**Extracted records:**
"""

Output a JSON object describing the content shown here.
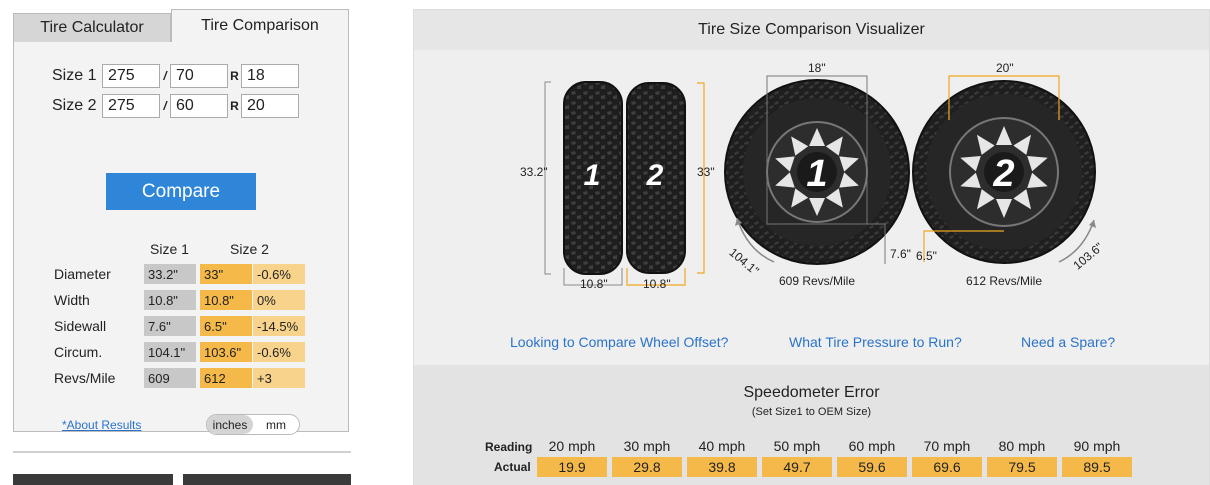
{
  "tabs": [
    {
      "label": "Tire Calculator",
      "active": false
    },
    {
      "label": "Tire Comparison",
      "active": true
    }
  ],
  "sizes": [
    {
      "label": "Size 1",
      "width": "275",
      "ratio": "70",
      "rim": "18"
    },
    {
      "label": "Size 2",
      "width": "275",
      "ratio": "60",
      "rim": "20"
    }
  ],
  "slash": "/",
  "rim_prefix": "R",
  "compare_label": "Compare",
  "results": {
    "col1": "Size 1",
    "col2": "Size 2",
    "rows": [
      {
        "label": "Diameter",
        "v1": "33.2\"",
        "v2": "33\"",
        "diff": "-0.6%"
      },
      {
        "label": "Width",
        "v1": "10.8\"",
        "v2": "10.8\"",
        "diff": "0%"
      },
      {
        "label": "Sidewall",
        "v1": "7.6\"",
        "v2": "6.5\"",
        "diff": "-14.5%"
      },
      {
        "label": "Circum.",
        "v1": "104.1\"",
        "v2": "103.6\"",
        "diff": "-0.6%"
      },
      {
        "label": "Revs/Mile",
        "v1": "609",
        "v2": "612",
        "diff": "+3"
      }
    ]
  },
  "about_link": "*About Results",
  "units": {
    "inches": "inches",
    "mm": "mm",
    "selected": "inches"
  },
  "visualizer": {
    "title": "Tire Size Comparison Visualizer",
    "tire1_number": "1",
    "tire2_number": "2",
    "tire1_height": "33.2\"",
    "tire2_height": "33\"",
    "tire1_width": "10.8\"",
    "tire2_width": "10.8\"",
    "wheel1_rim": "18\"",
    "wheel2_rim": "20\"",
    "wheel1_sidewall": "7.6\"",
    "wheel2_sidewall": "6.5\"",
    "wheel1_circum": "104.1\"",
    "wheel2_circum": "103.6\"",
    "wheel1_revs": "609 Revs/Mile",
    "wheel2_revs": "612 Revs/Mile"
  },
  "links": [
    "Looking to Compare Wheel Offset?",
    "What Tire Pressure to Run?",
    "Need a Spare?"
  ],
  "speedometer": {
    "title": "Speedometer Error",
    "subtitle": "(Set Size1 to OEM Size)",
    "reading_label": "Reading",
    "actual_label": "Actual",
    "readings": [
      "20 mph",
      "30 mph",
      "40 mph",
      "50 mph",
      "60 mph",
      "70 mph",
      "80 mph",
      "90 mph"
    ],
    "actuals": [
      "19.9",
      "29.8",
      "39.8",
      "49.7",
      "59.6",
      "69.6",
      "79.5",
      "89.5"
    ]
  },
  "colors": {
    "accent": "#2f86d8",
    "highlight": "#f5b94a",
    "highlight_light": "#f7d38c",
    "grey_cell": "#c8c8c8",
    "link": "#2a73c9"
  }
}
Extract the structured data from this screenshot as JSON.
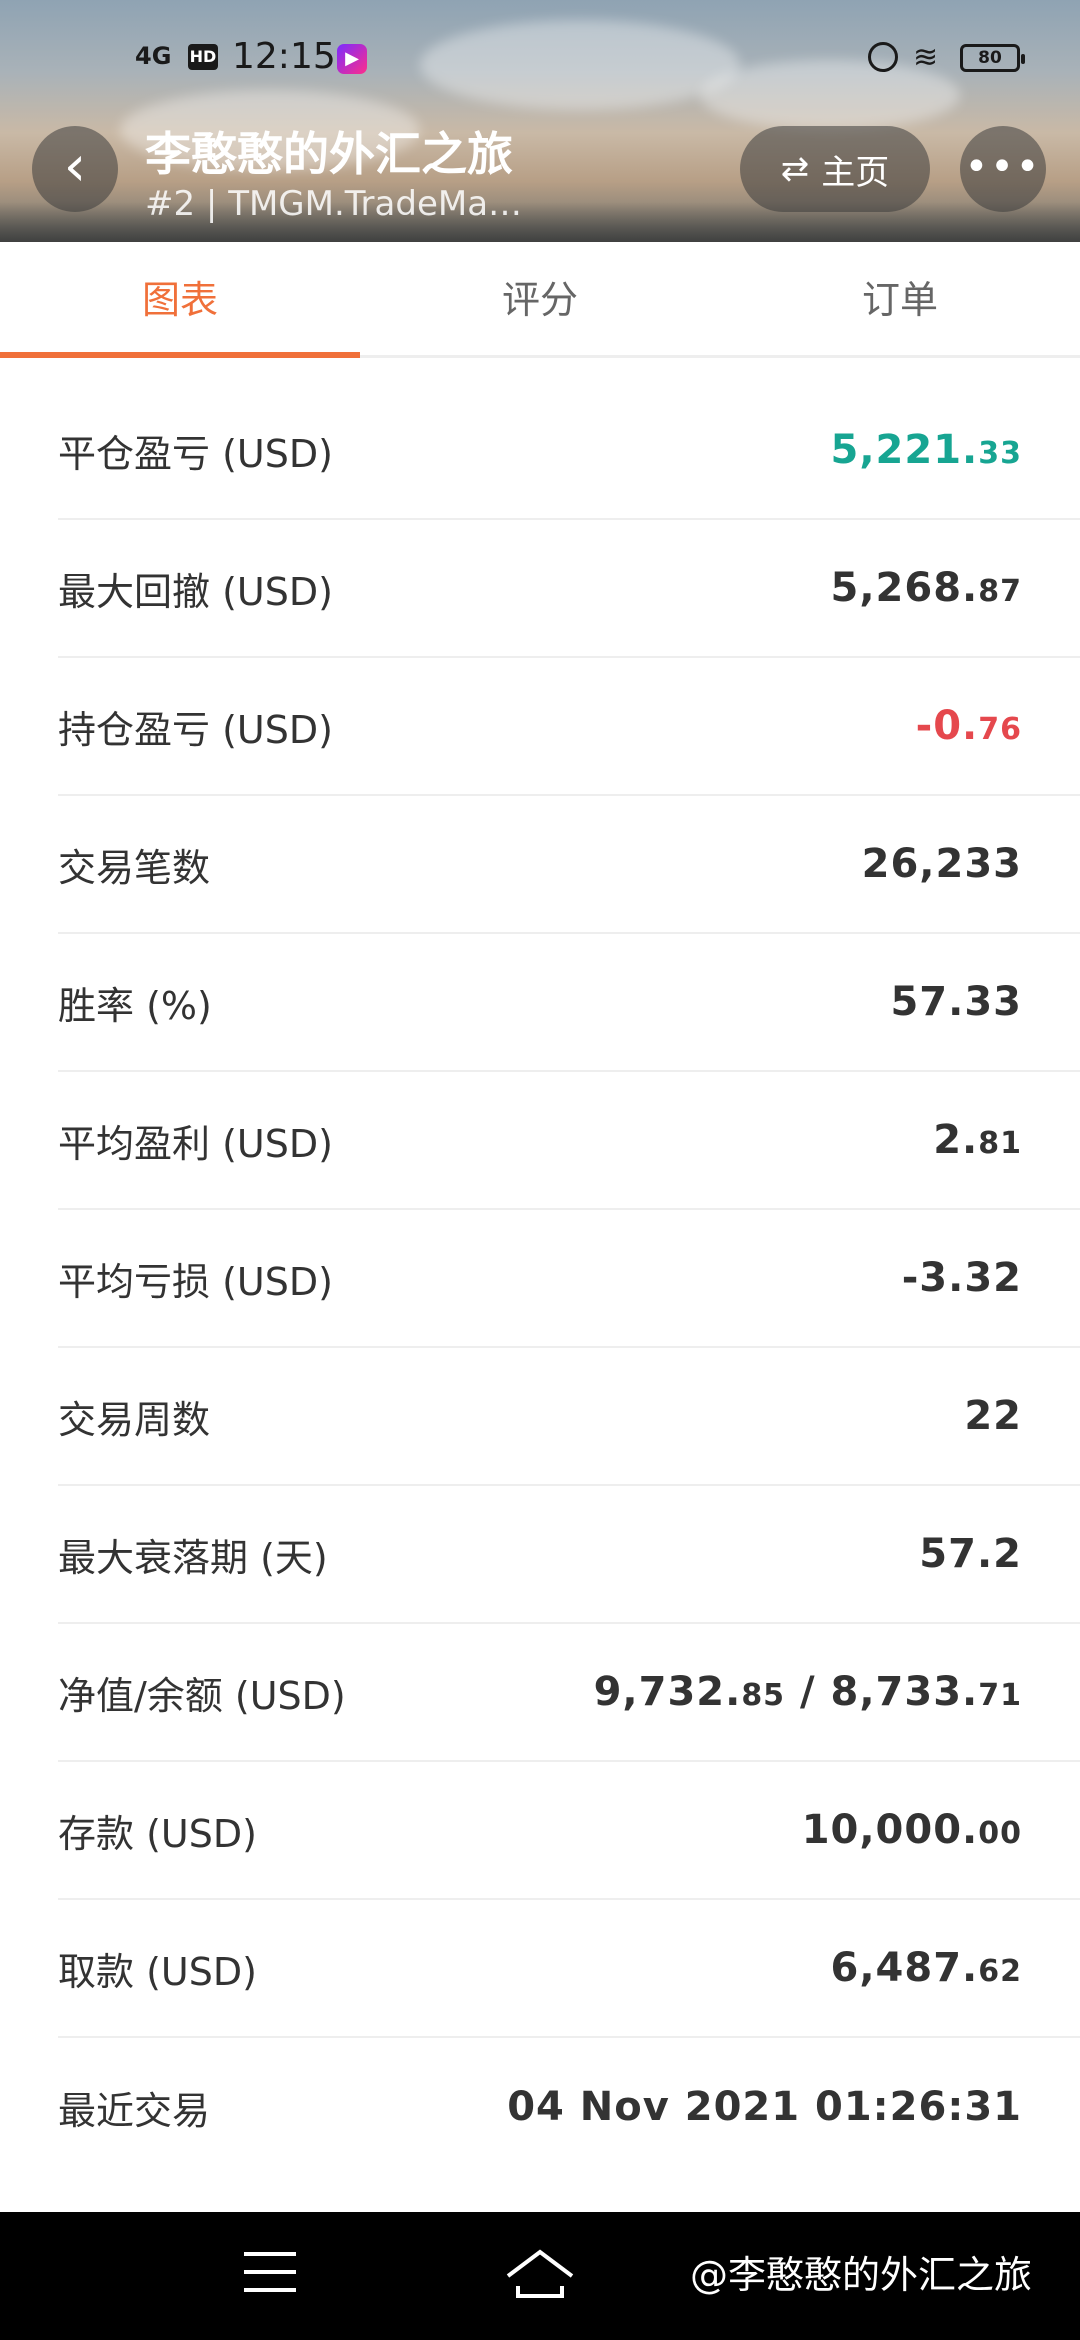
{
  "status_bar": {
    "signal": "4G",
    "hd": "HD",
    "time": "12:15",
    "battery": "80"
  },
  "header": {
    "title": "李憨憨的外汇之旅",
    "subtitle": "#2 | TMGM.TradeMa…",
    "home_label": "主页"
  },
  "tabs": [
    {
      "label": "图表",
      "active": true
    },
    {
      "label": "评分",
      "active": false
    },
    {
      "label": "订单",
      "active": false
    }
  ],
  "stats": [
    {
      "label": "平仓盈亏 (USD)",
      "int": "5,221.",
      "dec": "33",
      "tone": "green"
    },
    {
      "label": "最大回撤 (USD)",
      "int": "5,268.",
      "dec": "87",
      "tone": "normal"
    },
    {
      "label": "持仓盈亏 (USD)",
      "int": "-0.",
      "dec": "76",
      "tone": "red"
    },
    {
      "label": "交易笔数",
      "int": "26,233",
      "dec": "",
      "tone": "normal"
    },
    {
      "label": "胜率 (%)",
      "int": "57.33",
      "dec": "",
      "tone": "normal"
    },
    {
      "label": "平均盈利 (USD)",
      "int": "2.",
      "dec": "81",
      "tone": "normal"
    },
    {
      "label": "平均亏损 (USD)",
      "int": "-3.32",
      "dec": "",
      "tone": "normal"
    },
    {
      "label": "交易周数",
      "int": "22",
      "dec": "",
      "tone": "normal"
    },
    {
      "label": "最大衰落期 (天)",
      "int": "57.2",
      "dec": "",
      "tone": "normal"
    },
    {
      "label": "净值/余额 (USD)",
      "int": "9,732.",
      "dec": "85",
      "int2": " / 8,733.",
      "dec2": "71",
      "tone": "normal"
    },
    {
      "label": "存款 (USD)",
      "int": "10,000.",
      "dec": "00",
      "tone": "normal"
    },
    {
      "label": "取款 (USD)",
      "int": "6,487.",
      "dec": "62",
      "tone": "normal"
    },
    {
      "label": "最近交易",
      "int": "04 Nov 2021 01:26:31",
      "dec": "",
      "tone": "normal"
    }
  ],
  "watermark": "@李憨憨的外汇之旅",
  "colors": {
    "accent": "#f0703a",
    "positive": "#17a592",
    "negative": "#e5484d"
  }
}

"""

Write every record out again exactly; no pictures belong in the copy.

Output a JSON object describing the content shown here.
{
  "tabs": [
    {
      "label": "Tire Calculator",
      "active": false
    },
    {
      "label": "Tire Comparison",
      "active": true
    }
  ],
  "sizes": [
    {
      "label": "Size 1",
      "width": "275",
      "ratio": "70",
      "rim": "18"
    },
    {
      "label": "Size 2",
      "width": "275",
      "ratio": "60",
      "rim": "20"
    }
  ],
  "slash": "/",
  "rim_prefix": "R",
  "compare_label": "Compare",
  "results": {
    "col1": "Size 1",
    "col2": "Size 2",
    "rows": [
      {
        "label": "Diameter",
        "v1": "33.2\"",
        "v2": "33\"",
        "diff": "-0.6%"
      },
      {
        "label": "Width",
        "v1": "10.8\"",
        "v2": "10.8\"",
        "diff": "0%"
      },
      {
        "label": "Sidewall",
        "v1": "7.6\"",
        "v2": "6.5\"",
        "diff": "-14.5%"
      },
      {
        "label": "Circum.",
        "v1": "104.1\"",
        "v2": "103.6\"",
        "diff": "-0.6%"
      },
      {
        "label": "Revs/Mile",
        "v1": "609",
        "v2": "612",
        "diff": "+3"
      }
    ]
  },
  "about_link": "*About Results",
  "units": {
    "inches": "inches",
    "mm": "mm",
    "selected": "inches"
  },
  "visualizer": {
    "title": "Tire Size Comparison Visualizer",
    "tire1_number": "1",
    "tire2_number": "2",
    "tire1_height": "33.2\"",
    "tire2_height": "33\"",
    "tire1_width": "10.8\"",
    "tire2_width": "10.8\"",
    "wheel1_rim": "18\"",
    "wheel2_rim": "20\"",
    "wheel1_sidewall": "7.6\"",
    "wheel2_sidewall": "6.5\"",
    "wheel1_circum": "104.1\"",
    "wheel2_circum": "103.6\"",
    "wheel1_revs": "609 Revs/Mile",
    "wheel2_revs": "612 Revs/Mile"
  },
  "links": [
    "Looking to Compare Wheel Offset?",
    "What Tire Pressure to Run?",
    "Need a Spare?"
  ],
  "speedometer": {
    "title": "Speedometer Error",
    "subtitle": "(Set Size1 to OEM Size)",
    "reading_label": "Reading",
    "actual_label": "Actual",
    "readings": [
      "20 mph",
      "30 mph",
      "40 mph",
      "50 mph",
      "60 mph",
      "70 mph",
      "80 mph",
      "90 mph"
    ],
    "actuals": [
      "19.9",
      "29.8",
      "39.8",
      "49.7",
      "59.6",
      "69.6",
      "79.5",
      "89.5"
    ]
  },
  "colors": {
    "accent": "#2f86d8",
    "highlight": "#f5b94a",
    "highlight_light": "#f7d38c",
    "grey_cell": "#c8c8c8",
    "link": "#2a73c9"
  }
}
Extract the structured data from this screenshot as JSON.
{
  "status_bar": {
    "signal": "4G",
    "hd": "HD",
    "time": "12:15",
    "battery": "80"
  },
  "header": {
    "title": "李憨憨的外汇之旅",
    "subtitle": "#2 | TMGM.TradeMa…",
    "home_label": "主页"
  },
  "tabs": [
    {
      "label": "图表",
      "active": true
    },
    {
      "label": "评分",
      "active": false
    },
    {
      "label": "订单",
      "active": false
    }
  ],
  "stats": [
    {
      "label": "平仓盈亏 (USD)",
      "int": "5,221.",
      "dec": "33",
      "tone": "green"
    },
    {
      "label": "最大回撤 (USD)",
      "int": "5,268.",
      "dec": "87",
      "tone": "normal"
    },
    {
      "label": "持仓盈亏 (USD)",
      "int": "-0.",
      "dec": "76",
      "tone": "red"
    },
    {
      "label": "交易笔数",
      "int": "26,233",
      "dec": "",
      "tone": "normal"
    },
    {
      "label": "胜率 (%)",
      "int": "57.33",
      "dec": "",
      "tone": "normal"
    },
    {
      "label": "平均盈利 (USD)",
      "int": "2.",
      "dec": "81",
      "tone": "normal"
    },
    {
      "label": "平均亏损 (USD)",
      "int": "-3.32",
      "dec": "",
      "tone": "normal"
    },
    {
      "label": "交易周数",
      "int": "22",
      "dec": "",
      "tone": "normal"
    },
    {
      "label": "最大衰落期 (天)",
      "int": "57.2",
      "dec": "",
      "tone": "normal"
    },
    {
      "label": "净值/余额 (USD)",
      "int": "9,732.",
      "dec": "85",
      "int2": " / 8,733.",
      "dec2": "71",
      "tone": "normal"
    },
    {
      "label": "存款 (USD)",
      "int": "10,000.",
      "dec": "00",
      "tone": "normal"
    },
    {
      "label": "取款 (USD)",
      "int": "6,487.",
      "dec": "62",
      "tone": "normal"
    },
    {
      "label": "最近交易",
      "int": "04 Nov 2021 01:26:31",
      "dec": "",
      "tone": "normal"
    }
  ],
  "watermark": "@李憨憨的外汇之旅",
  "colors": {
    "accent": "#f0703a",
    "positive": "#17a592",
    "negative": "#e5484d"
  }
}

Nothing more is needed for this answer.